··· INPUT MATERIAL

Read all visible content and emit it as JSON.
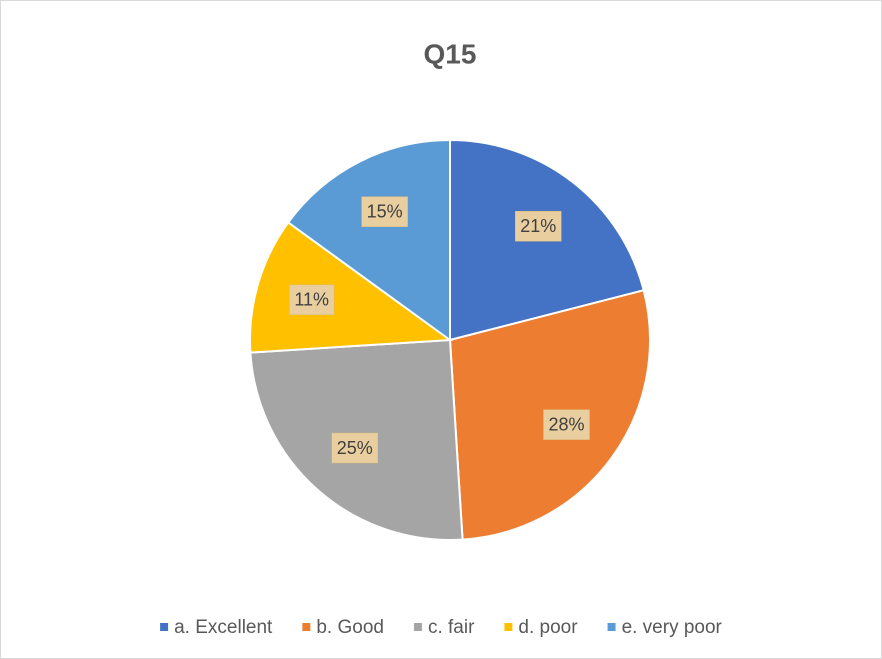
{
  "chart_data": {
    "type": "pie",
    "title": "Q15",
    "categories": [
      "a. Excellent",
      "b. Good",
      "c. fair",
      "d. poor",
      "e. very poor"
    ],
    "values": [
      21,
      28,
      25,
      11,
      15
    ],
    "value_labels": [
      "21%",
      "28%",
      "25%",
      "11%",
      "15%"
    ],
    "colors": [
      "#4472c4",
      "#ed7d31",
      "#a5a5a5",
      "#ffc000",
      "#5b9bd5"
    ],
    "legend": "bottom"
  }
}
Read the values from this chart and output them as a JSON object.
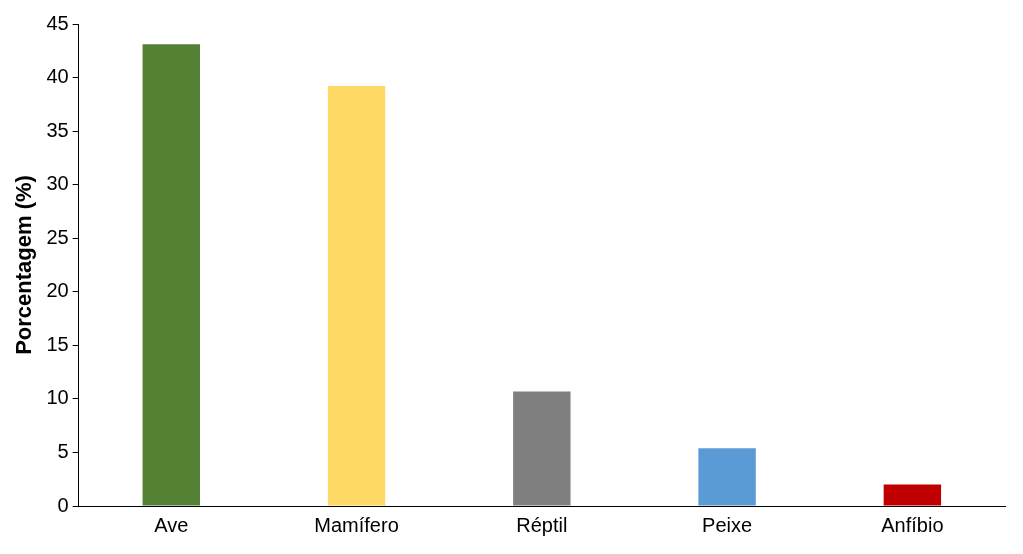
{
  "chart_data": {
    "type": "bar",
    "ylabel": "Porcentagem (%)",
    "categories": [
      "Ave",
      "Mamífero",
      "Réptil",
      "Peixe",
      "Anfíbio"
    ],
    "values": [
      43.1,
      39.2,
      10.7,
      5.4,
      2.0
    ],
    "colors": [
      "#548235",
      "#ffd966",
      "#7f7f7f",
      "#5b9bd5",
      "#c00000"
    ],
    "ylim": [
      0,
      45
    ],
    "yticks": [
      0,
      5,
      10,
      15,
      20,
      25,
      30,
      35,
      40,
      45
    ],
    "grid": false,
    "legend": false
  }
}
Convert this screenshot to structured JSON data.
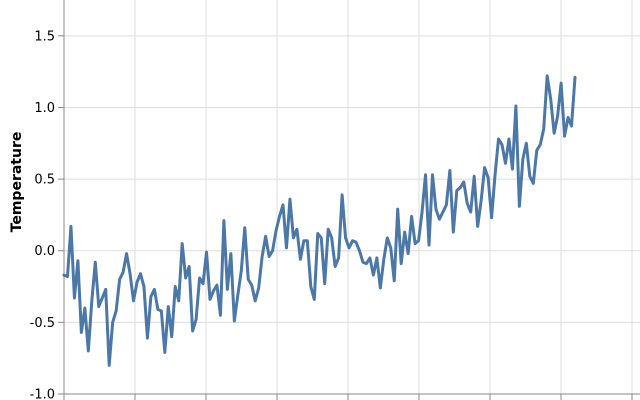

······

--- EXERCISE BRIEF ---
Omit the pictures and retype exactly the lines from the one with "Read the values" through the final line, both ends included.

--- THE COMPLETED TASK ---
Read the values from this chart and output them as a JSON object.
{
  "chart_data": {
    "type": "bar",
    "ylabel": "Porcentagem (%)",
    "categories": [
      "Ave",
      "Mamífero",
      "Réptil",
      "Peixe",
      "Anfíbio"
    ],
    "values": [
      43.1,
      39.2,
      10.7,
      5.4,
      2.0
    ],
    "colors": [
      "#548235",
      "#ffd966",
      "#7f7f7f",
      "#5b9bd5",
      "#c00000"
    ],
    "ylim": [
      0,
      45
    ],
    "yticks": [
      0,
      5,
      10,
      15,
      20,
      25,
      30,
      35,
      40,
      45
    ],
    "grid": false,
    "legend": false
  }
}
Convert this screenshot to structured JSON data.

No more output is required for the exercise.